**What you are asked to do**
Search the entries for the word "circle" and pull out each line that has it.
* * * * * * * * *
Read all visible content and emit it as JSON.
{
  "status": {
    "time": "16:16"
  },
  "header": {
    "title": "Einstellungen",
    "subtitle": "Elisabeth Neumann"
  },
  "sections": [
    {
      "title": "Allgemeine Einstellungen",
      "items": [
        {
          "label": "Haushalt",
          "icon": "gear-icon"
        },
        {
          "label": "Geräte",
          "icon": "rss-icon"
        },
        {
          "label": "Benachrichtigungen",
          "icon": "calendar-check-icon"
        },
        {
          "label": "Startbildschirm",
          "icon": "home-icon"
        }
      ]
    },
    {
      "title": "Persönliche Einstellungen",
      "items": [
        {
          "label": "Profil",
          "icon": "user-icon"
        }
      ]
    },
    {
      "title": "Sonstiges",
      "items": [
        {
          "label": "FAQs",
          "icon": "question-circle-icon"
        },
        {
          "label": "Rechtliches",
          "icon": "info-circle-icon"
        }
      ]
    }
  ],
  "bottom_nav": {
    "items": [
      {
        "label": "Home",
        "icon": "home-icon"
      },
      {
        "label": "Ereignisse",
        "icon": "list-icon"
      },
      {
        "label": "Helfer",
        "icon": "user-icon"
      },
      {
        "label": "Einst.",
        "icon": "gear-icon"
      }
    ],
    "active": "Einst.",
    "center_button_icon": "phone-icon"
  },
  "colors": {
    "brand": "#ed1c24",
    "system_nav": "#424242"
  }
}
* * * * * * * * *
**Problem solution**
          "icon": "question-circle-icon"
          "icon": "info-circle-icon"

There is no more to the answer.